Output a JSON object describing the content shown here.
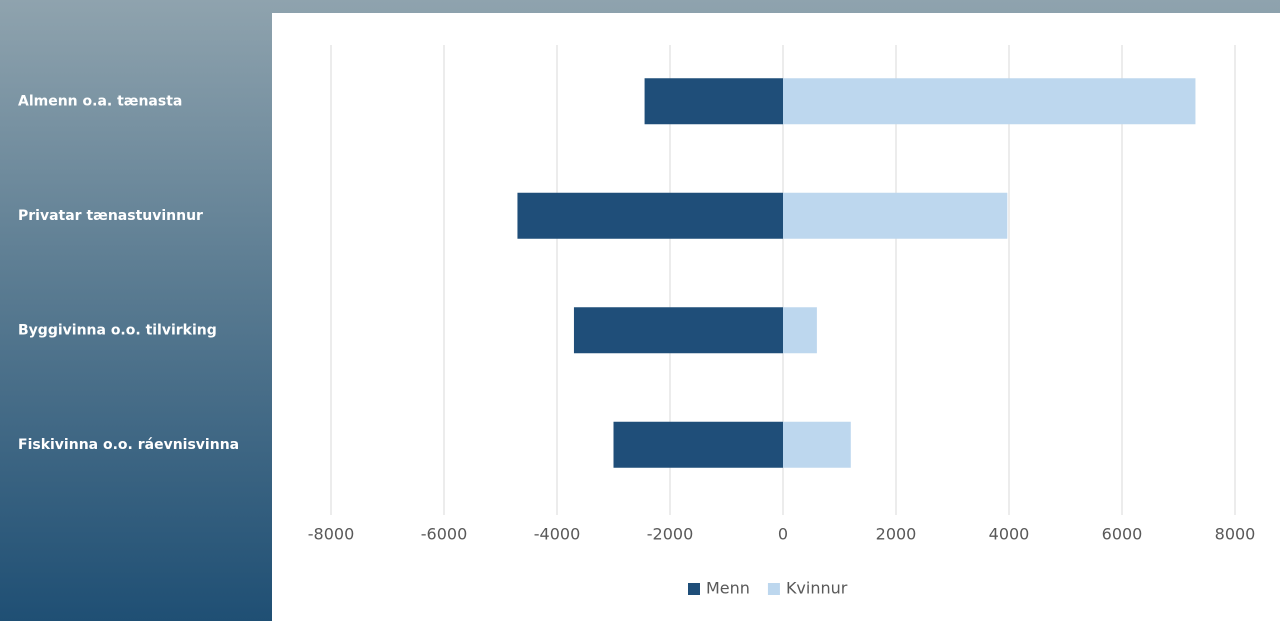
{
  "chart_data": {
    "type": "bar",
    "orientation": "horizontal",
    "categories": [
      "Almenn o.a. tænasta",
      "Privatar tænastuvinnur",
      "Byggivinna o.o. tilvirking",
      "Fiskivinna o.o. ráevnisvinna"
    ],
    "series": [
      {
        "name": "Menn",
        "color": "#1f4e79",
        "values": [
          -2450,
          -4700,
          -3700,
          -3000
        ]
      },
      {
        "name": "Kvinnur",
        "color": "#bdd7ee",
        "values": [
          7300,
          3970,
          600,
          1200
        ]
      }
    ],
    "xlim": [
      -8000,
      8000
    ],
    "xticks": [
      -8000,
      -6000,
      -4000,
      -2000,
      0,
      2000,
      4000,
      6000,
      8000
    ],
    "grid": true,
    "legend": "bottom"
  }
}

EXERCISE TASK: Copy all the records above exactly, but leave out the pictures.

TASK RESULT:
Output a JSON object describing the content shown here.
{
  "chart_data": {
    "type": "bar",
    "orientation": "horizontal",
    "categories": [
      "Almenn o.a. tænasta",
      "Privatar tænastuvinnur",
      "Byggivinna o.o. tilvirking",
      "Fiskivinna o.o. ráevnisvinna"
    ],
    "series": [
      {
        "name": "Menn",
        "color": "#1f4e79",
        "values": [
          -2450,
          -4700,
          -3700,
          -3000
        ]
      },
      {
        "name": "Kvinnur",
        "color": "#bdd7ee",
        "values": [
          7300,
          3970,
          600,
          1200
        ]
      }
    ],
    "xlim": [
      -8000,
      8000
    ],
    "xticks": [
      -8000,
      -6000,
      -4000,
      -2000,
      0,
      2000,
      4000,
      6000,
      8000
    ],
    "grid": true,
    "legend": "bottom"
  }
}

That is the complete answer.